— Start EXTRACTED MATERIAL —

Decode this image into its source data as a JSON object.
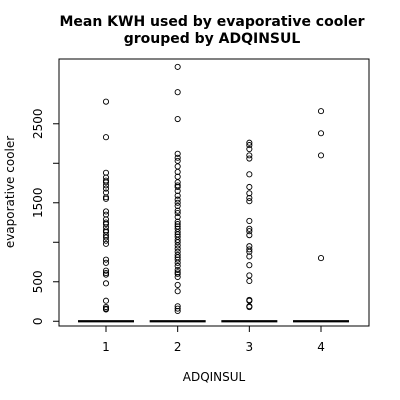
{
  "chart_data": {
    "type": "boxplot",
    "title_lines": [
      "Mean KWH used by evaporative cooler",
      "grouped by ADQINSUL"
    ],
    "xlabel": "ADQINSUL",
    "ylabel": "evaporative cooler",
    "categories": [
      "1",
      "2",
      "3",
      "4"
    ],
    "y_ticks": [
      0,
      500,
      1500,
      2500
    ],
    "ylim": [
      -60,
      3320
    ],
    "grid": false,
    "legend": "none",
    "medians": [
      0,
      0,
      0,
      0
    ],
    "outliers": [
      [
        2780,
        2330,
        1880,
        1820,
        1780,
        1760,
        1720,
        1680,
        1630,
        1570,
        1550,
        1390,
        1350,
        1290,
        1250,
        1230,
        1190,
        1150,
        1130,
        1090,
        1060,
        1020,
        980,
        780,
        740,
        640,
        610,
        590,
        480,
        260,
        180,
        160,
        150
      ],
      [
        3220,
        2900,
        2560,
        2120,
        2070,
        2030,
        1960,
        1890,
        1830,
        1760,
        1720,
        1700,
        1650,
        1590,
        1540,
        1500,
        1460,
        1400,
        1370,
        1320,
        1260,
        1230,
        1200,
        1170,
        1130,
        1100,
        1070,
        1030,
        1000,
        960,
        920,
        880,
        840,
        810,
        780,
        740,
        700,
        650,
        620,
        600,
        560,
        460,
        380,
        190,
        160,
        130
      ],
      [
        2260,
        2230,
        2180,
        2100,
        2060,
        1860,
        1700,
        1620,
        1560,
        1520,
        1270,
        1170,
        1140,
        1090,
        950,
        910,
        880,
        820,
        710,
        580,
        510,
        270,
        260,
        190,
        180
      ],
      [
        2660,
        2380,
        2100,
        800
      ]
    ],
    "colors": {
      "marks": "#000000",
      "background": "#ffffff"
    }
  }
}
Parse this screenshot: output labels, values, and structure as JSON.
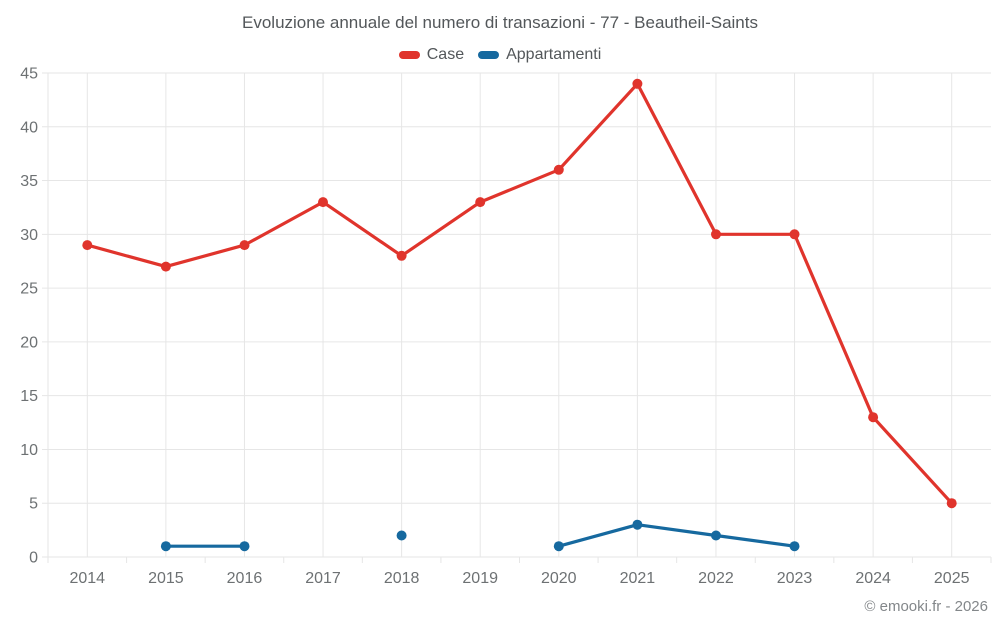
{
  "header": {
    "title": "Evoluzione annuale del numero di transazioni - 77 - Beautheil-Saints"
  },
  "footer": {
    "copyright": "© emooki.fr - 2026"
  },
  "colors": {
    "background": "#ffffff",
    "title_text": "#53575a",
    "axis_text": "#6d7173",
    "footer_text": "#83878a",
    "grid": "#e6e6e6",
    "case_red": "#e0342c",
    "appartamenti_blue": "#16699f"
  },
  "chart_data": {
    "type": "line",
    "title": "Evoluzione annuale del numero di transazioni - 77 - Beautheil-Saints",
    "xlabel": "",
    "ylabel": "",
    "categories": [
      "2014",
      "2015",
      "2016",
      "2017",
      "2018",
      "2019",
      "2020",
      "2021",
      "2022",
      "2023",
      "2024",
      "2025"
    ],
    "series": [
      {
        "name": "Case",
        "color": "#e0342c",
        "values": [
          29,
          27,
          29,
          33,
          28,
          33,
          36,
          44,
          30,
          30,
          13,
          5
        ]
      },
      {
        "name": "Appartamenti",
        "color": "#16699f",
        "values": [
          null,
          1,
          1,
          null,
          2,
          null,
          1,
          3,
          2,
          1,
          null,
          null
        ]
      }
    ],
    "ylim": [
      0,
      45
    ],
    "ytick_step": 5,
    "grid": "on",
    "legend_position": "top",
    "marker_radius": 5,
    "line_width": 3.2
  }
}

— End EXTRACTED MATERIAL —

▶ DIRECTION:
Restate each line of the records exactly; pictures do not belong in the copy.

▶ EXPECTED OUTPUT:
Decode this image into its source data as a JSON object.
{
  "chart_data": {
    "type": "boxplot",
    "title_lines": [
      "Mean KWH used by evaporative cooler",
      "grouped by ADQINSUL"
    ],
    "xlabel": "ADQINSUL",
    "ylabel": "evaporative cooler",
    "categories": [
      "1",
      "2",
      "3",
      "4"
    ],
    "y_ticks": [
      0,
      500,
      1500,
      2500
    ],
    "ylim": [
      -60,
      3320
    ],
    "grid": false,
    "legend": "none",
    "medians": [
      0,
      0,
      0,
      0
    ],
    "outliers": [
      [
        2780,
        2330,
        1880,
        1820,
        1780,
        1760,
        1720,
        1680,
        1630,
        1570,
        1550,
        1390,
        1350,
        1290,
        1250,
        1230,
        1190,
        1150,
        1130,
        1090,
        1060,
        1020,
        980,
        780,
        740,
        640,
        610,
        590,
        480,
        260,
        180,
        160,
        150
      ],
      [
        3220,
        2900,
        2560,
        2120,
        2070,
        2030,
        1960,
        1890,
        1830,
        1760,
        1720,
        1700,
        1650,
        1590,
        1540,
        1500,
        1460,
        1400,
        1370,
        1320,
        1260,
        1230,
        1200,
        1170,
        1130,
        1100,
        1070,
        1030,
        1000,
        960,
        920,
        880,
        840,
        810,
        780,
        740,
        700,
        650,
        620,
        600,
        560,
        460,
        380,
        190,
        160,
        130
      ],
      [
        2260,
        2230,
        2180,
        2100,
        2060,
        1860,
        1700,
        1620,
        1560,
        1520,
        1270,
        1170,
        1140,
        1090,
        950,
        910,
        880,
        820,
        710,
        580,
        510,
        270,
        260,
        190,
        180
      ],
      [
        2660,
        2380,
        2100,
        800
      ]
    ],
    "colors": {
      "marks": "#000000",
      "background": "#ffffff"
    }
  }
}
Parse this screenshot: output labels, values, and structure as JSON.
{
  "header": {
    "title": "Evoluzione annuale del numero di transazioni - 77 - Beautheil-Saints"
  },
  "footer": {
    "copyright": "© emooki.fr - 2026"
  },
  "colors": {
    "background": "#ffffff",
    "title_text": "#53575a",
    "axis_text": "#6d7173",
    "footer_text": "#83878a",
    "grid": "#e6e6e6",
    "case_red": "#e0342c",
    "appartamenti_blue": "#16699f"
  },
  "chart_data": {
    "type": "line",
    "title": "Evoluzione annuale del numero di transazioni - 77 - Beautheil-Saints",
    "xlabel": "",
    "ylabel": "",
    "categories": [
      "2014",
      "2015",
      "2016",
      "2017",
      "2018",
      "2019",
      "2020",
      "2021",
      "2022",
      "2023",
      "2024",
      "2025"
    ],
    "series": [
      {
        "name": "Case",
        "color": "#e0342c",
        "values": [
          29,
          27,
          29,
          33,
          28,
          33,
          36,
          44,
          30,
          30,
          13,
          5
        ]
      },
      {
        "name": "Appartamenti",
        "color": "#16699f",
        "values": [
          null,
          1,
          1,
          null,
          2,
          null,
          1,
          3,
          2,
          1,
          null,
          null
        ]
      }
    ],
    "ylim": [
      0,
      45
    ],
    "ytick_step": 5,
    "grid": "on",
    "legend_position": "top",
    "marker_radius": 5,
    "line_width": 3.2
  }
}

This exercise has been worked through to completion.